Would you write out the lines below exactly, from the one containing "What text is on this page?" to the very last, but without the pictures?
#### Data for this task
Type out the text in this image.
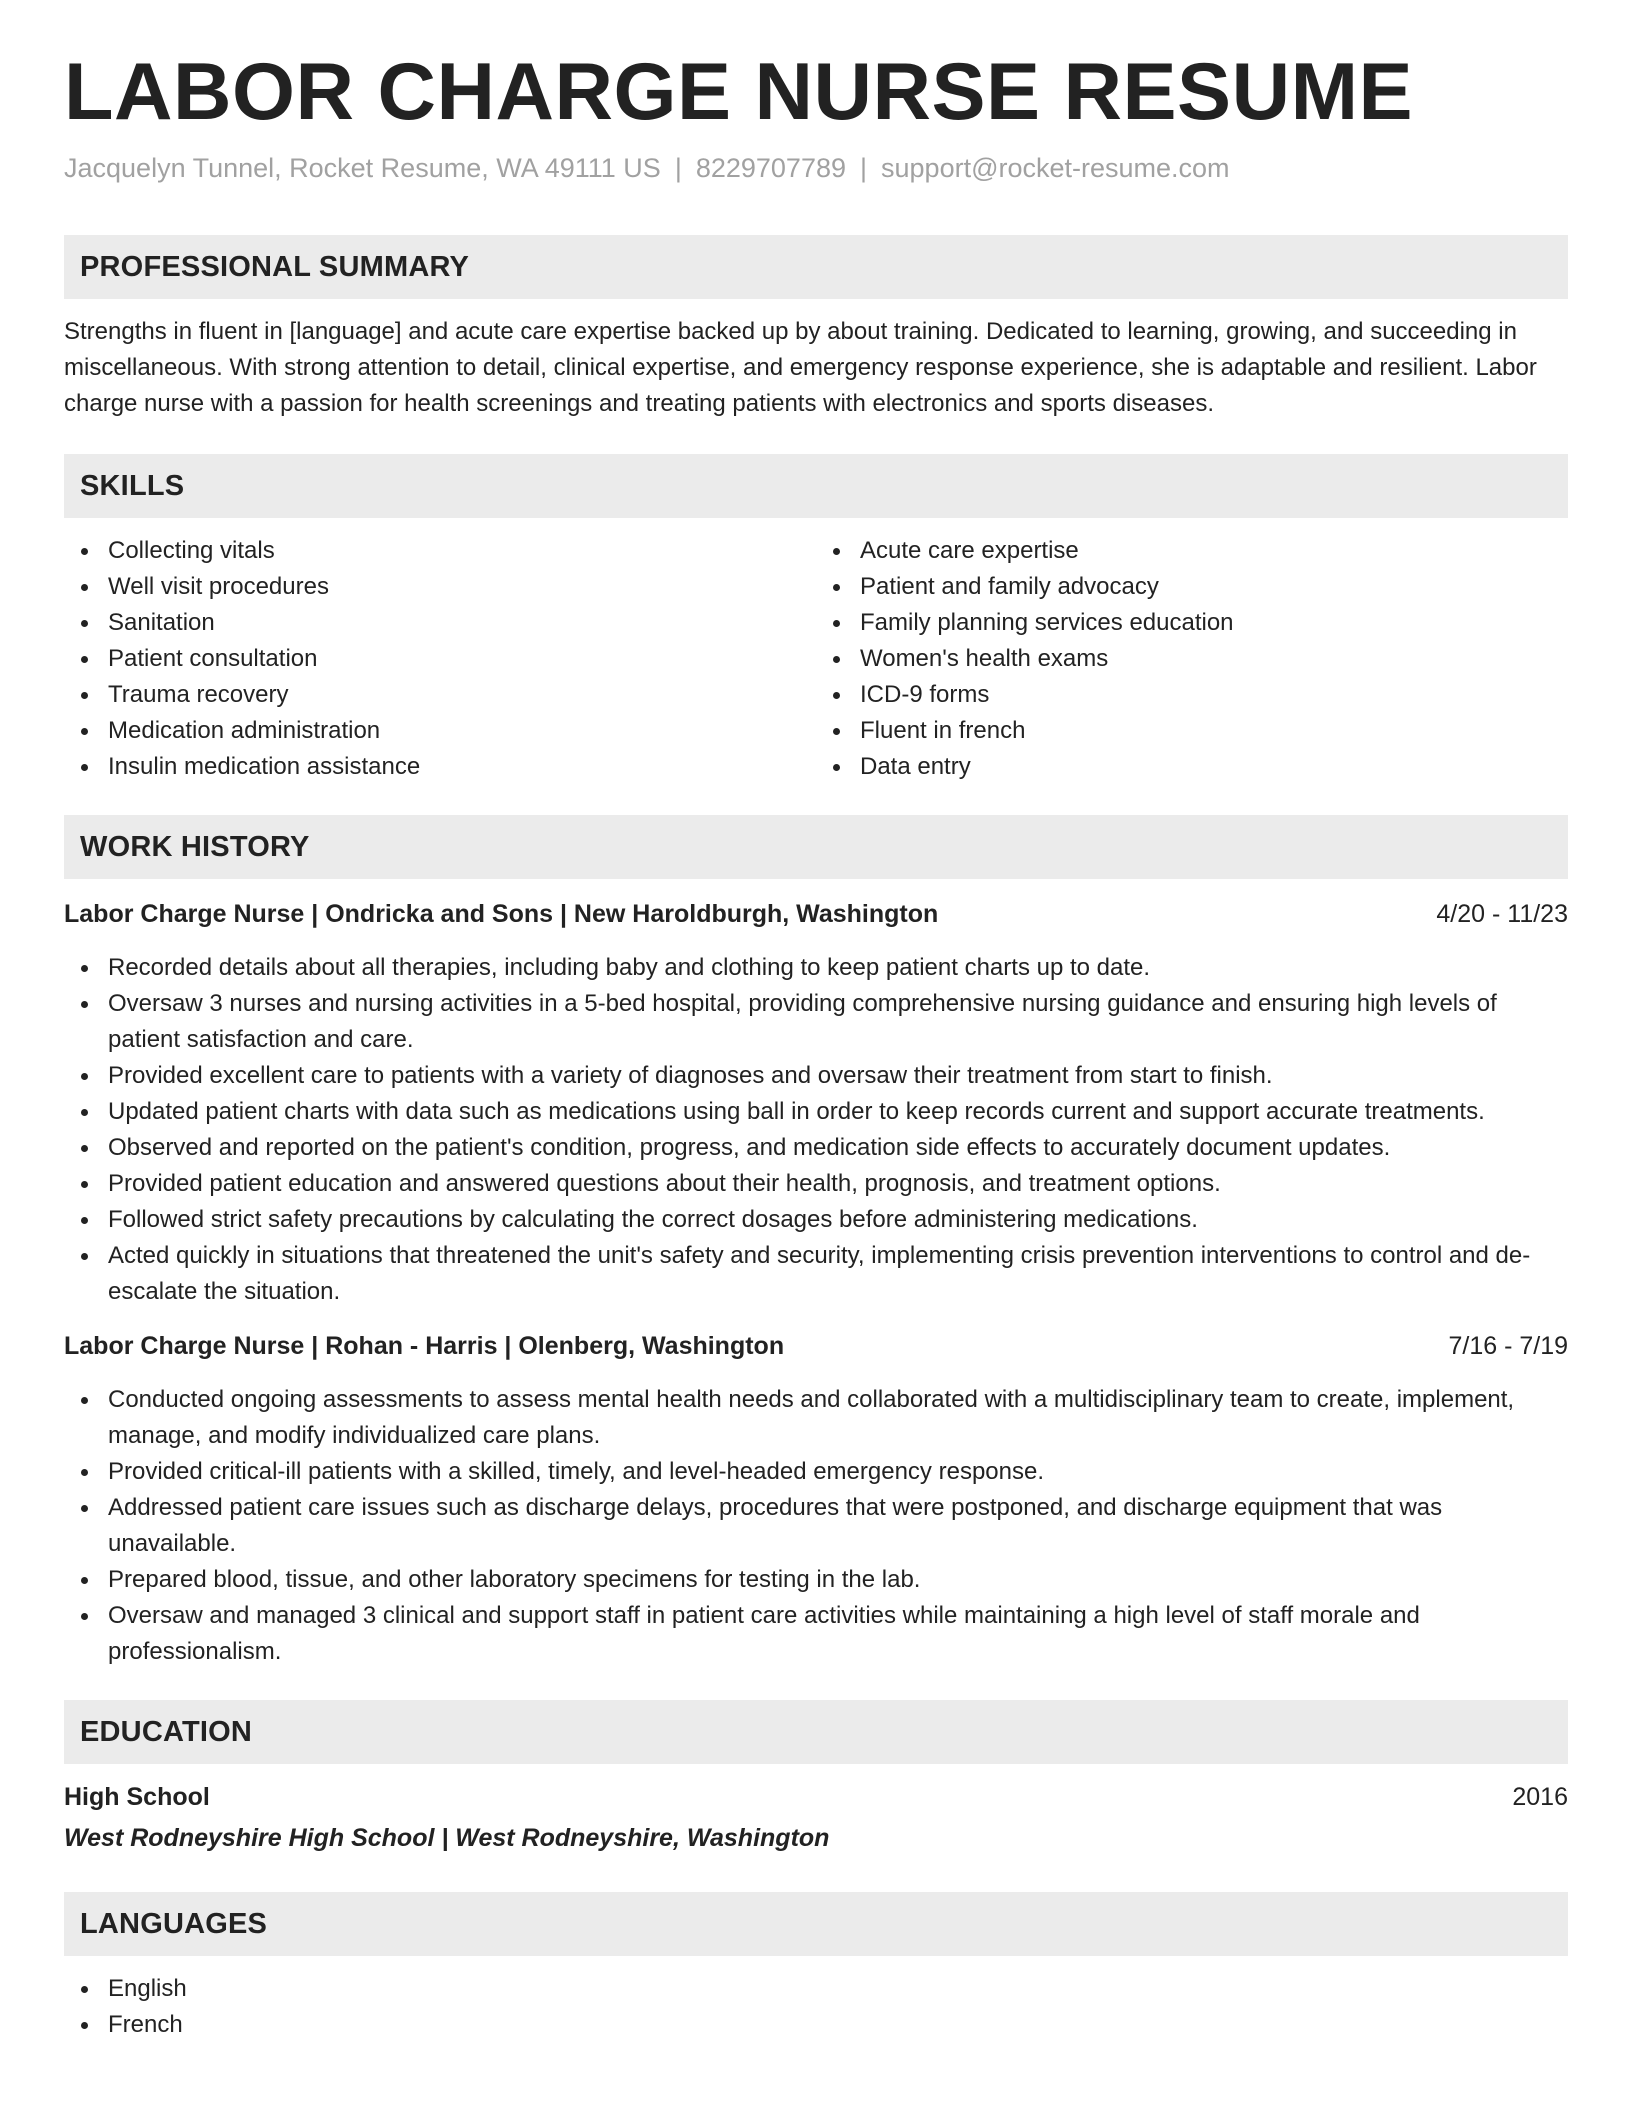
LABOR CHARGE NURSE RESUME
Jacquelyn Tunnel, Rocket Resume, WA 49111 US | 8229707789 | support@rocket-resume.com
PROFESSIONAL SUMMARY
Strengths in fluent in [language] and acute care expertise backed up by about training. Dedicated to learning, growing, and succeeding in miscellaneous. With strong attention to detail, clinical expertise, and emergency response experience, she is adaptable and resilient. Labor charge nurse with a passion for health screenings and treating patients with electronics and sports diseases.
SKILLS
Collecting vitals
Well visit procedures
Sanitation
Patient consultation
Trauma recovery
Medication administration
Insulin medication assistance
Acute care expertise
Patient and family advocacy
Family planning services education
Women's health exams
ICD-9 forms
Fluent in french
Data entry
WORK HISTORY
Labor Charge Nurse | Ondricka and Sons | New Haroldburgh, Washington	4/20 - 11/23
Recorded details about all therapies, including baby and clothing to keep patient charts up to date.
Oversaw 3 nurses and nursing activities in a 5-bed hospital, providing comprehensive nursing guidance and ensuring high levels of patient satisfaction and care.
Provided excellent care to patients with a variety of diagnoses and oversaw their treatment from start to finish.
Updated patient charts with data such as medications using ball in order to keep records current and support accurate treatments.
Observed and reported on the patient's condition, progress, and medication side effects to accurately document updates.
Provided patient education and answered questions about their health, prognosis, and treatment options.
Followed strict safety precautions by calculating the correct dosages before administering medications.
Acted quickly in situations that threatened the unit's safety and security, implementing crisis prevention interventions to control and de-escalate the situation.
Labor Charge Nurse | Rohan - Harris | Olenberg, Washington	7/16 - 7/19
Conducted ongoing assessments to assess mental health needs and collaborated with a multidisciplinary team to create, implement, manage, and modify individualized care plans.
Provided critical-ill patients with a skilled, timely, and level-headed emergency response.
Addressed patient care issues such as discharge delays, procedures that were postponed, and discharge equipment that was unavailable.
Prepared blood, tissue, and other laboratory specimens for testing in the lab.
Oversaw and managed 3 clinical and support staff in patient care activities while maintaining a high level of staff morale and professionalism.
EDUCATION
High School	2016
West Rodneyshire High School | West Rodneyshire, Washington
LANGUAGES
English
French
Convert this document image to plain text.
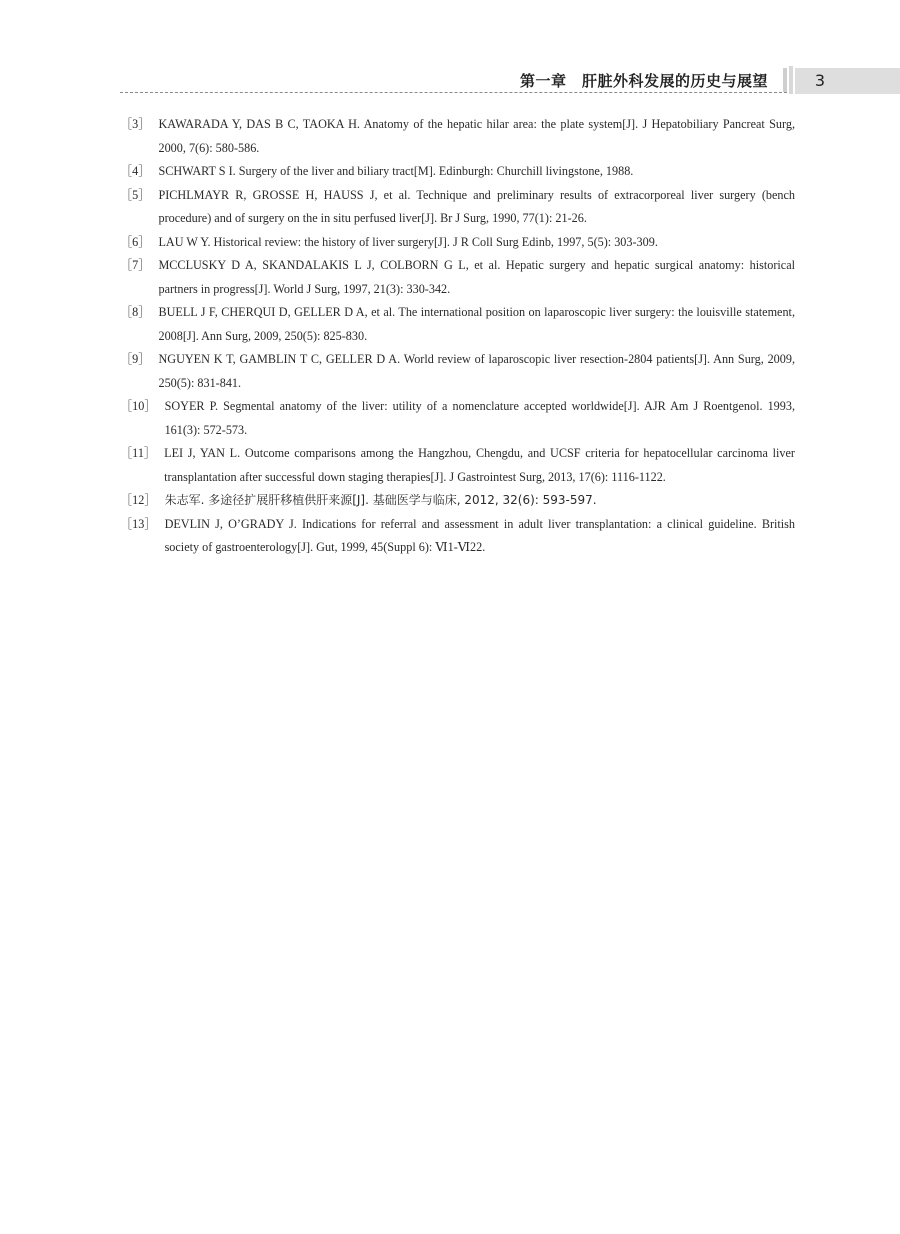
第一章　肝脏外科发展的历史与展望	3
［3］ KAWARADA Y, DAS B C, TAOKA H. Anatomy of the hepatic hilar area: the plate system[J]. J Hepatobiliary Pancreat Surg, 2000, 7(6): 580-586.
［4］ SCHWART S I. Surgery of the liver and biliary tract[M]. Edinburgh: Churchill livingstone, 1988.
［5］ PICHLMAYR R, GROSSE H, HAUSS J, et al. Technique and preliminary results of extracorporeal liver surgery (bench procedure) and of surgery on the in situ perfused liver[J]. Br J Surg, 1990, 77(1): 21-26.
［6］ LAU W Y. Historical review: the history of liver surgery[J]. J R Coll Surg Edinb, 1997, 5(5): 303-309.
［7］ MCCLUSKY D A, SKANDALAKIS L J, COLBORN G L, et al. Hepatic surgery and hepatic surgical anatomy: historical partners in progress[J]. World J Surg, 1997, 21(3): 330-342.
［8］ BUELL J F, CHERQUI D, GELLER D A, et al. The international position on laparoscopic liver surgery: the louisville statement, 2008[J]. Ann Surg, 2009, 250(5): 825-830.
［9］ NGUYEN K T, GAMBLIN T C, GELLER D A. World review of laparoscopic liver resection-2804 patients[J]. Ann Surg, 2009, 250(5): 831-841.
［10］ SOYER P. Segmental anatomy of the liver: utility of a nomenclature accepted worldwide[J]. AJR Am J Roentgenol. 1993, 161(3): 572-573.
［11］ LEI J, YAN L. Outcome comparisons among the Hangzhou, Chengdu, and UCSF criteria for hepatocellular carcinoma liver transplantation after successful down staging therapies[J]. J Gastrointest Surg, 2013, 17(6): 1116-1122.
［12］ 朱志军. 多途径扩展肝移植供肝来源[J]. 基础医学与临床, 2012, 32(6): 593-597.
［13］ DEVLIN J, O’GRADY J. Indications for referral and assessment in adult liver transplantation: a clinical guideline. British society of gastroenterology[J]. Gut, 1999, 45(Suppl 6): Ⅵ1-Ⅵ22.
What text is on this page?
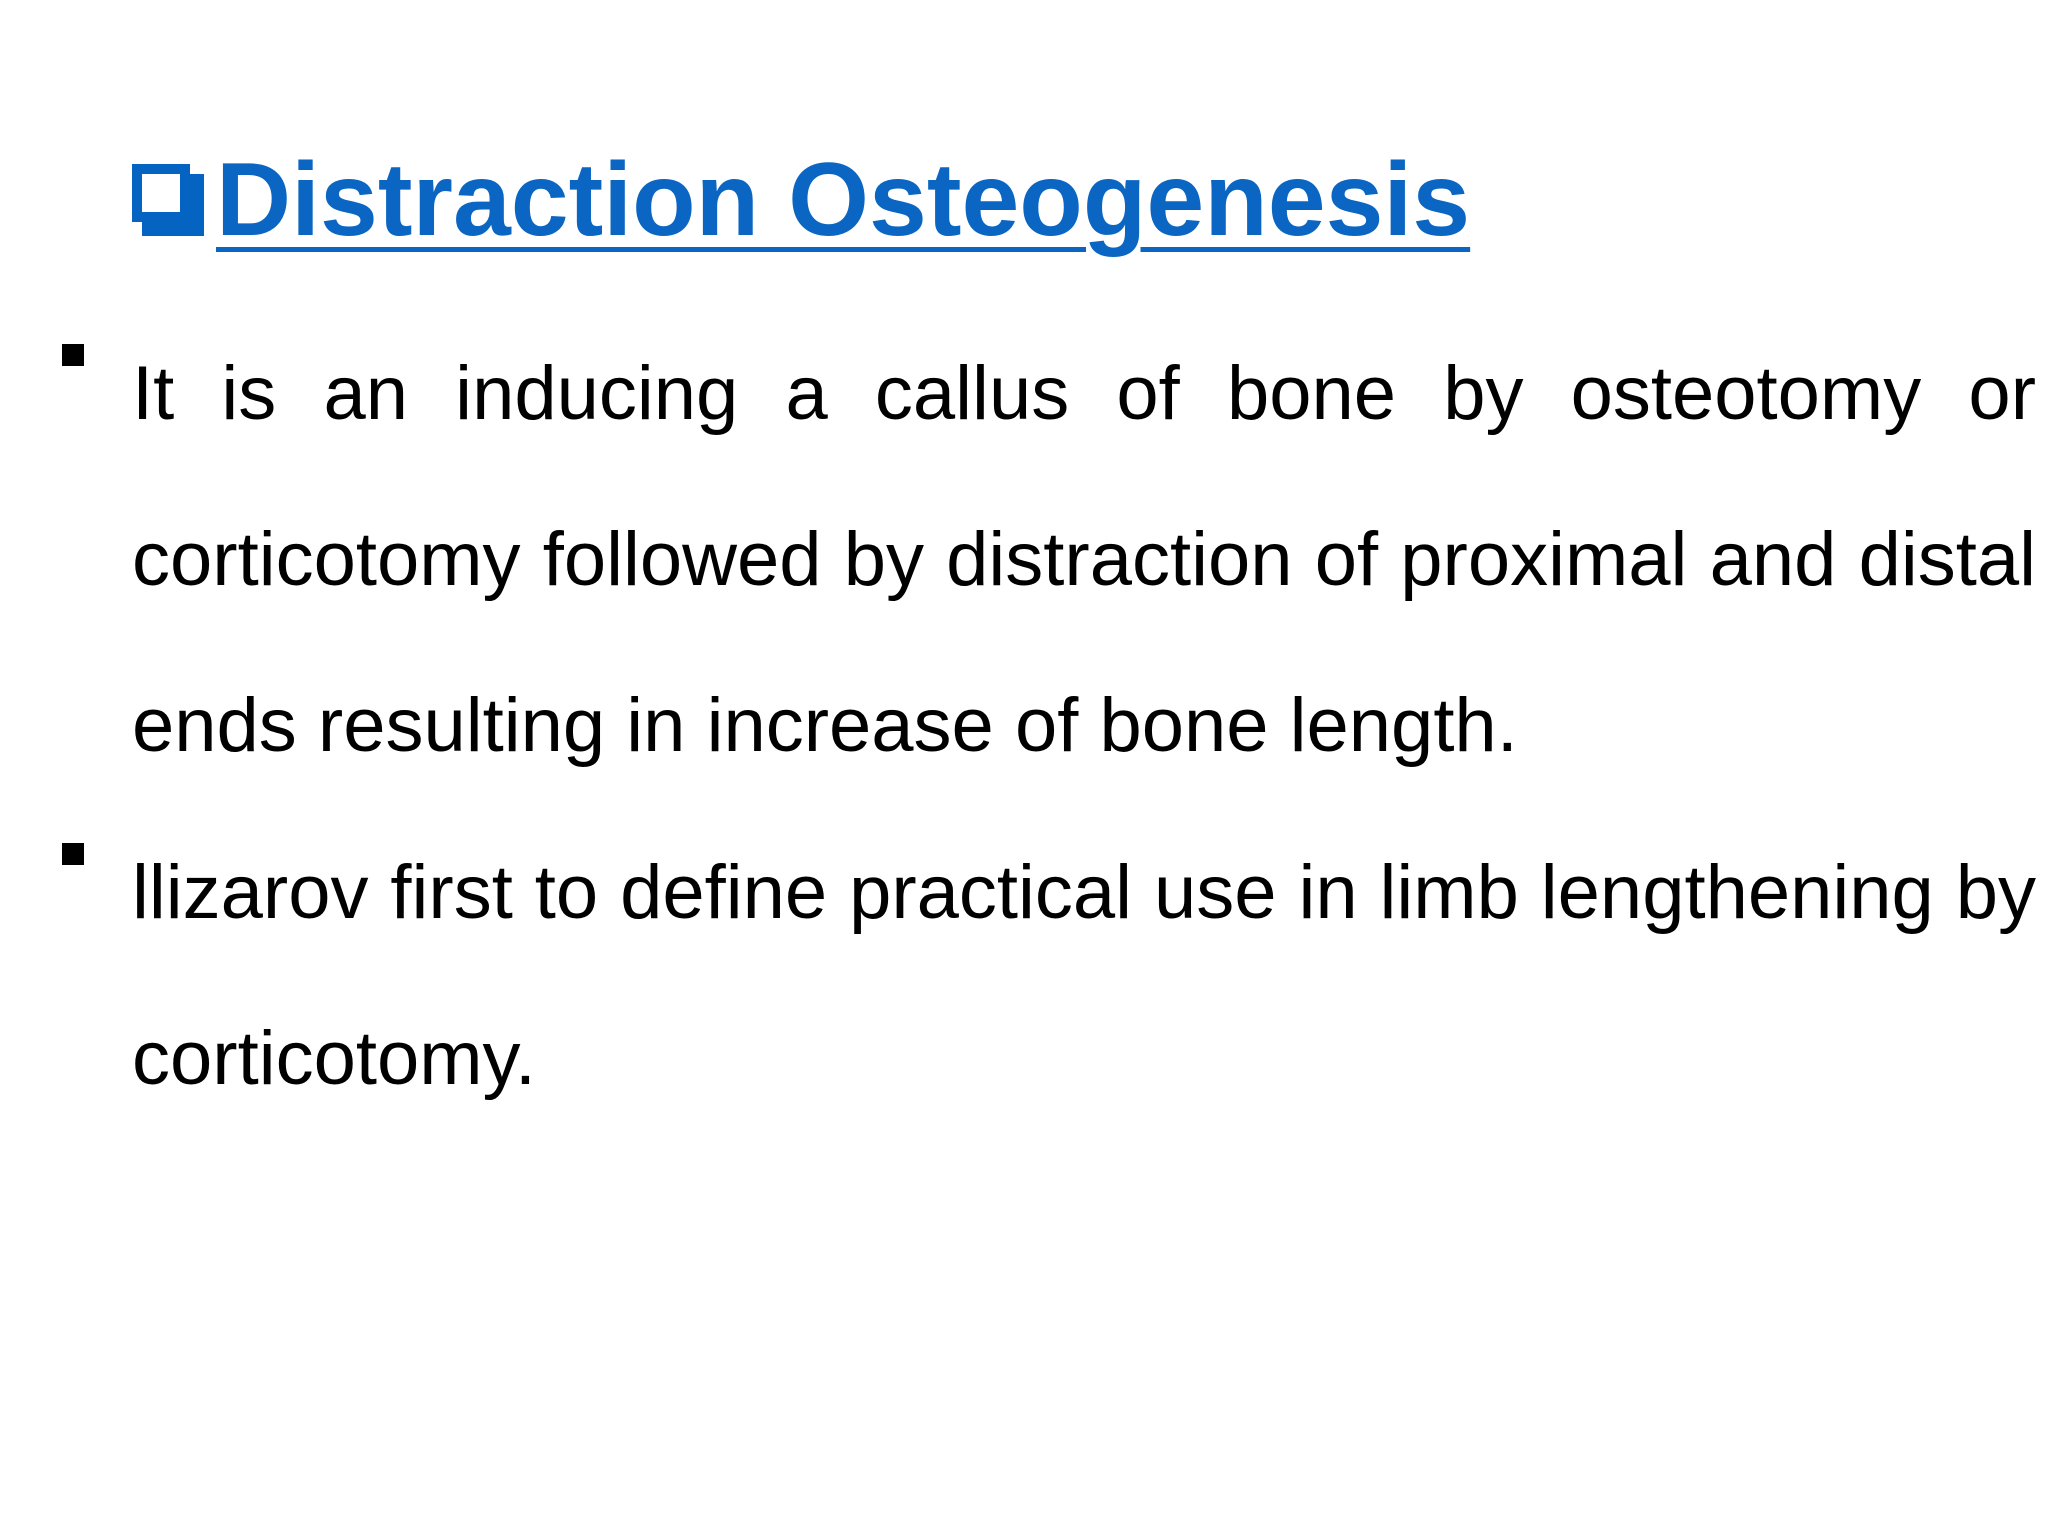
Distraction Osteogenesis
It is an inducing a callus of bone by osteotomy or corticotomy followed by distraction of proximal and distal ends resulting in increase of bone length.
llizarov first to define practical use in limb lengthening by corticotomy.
########
Solution to this problem ▸
What text is on this page?
Distraction Osteogenesis
It is an inducing a callus of bone by osteotomy or corticotomy followed by distraction of proximal and distal ends resulting in increase of bone length.
llizarov first to define practical use in limb lengthening by corticotomy.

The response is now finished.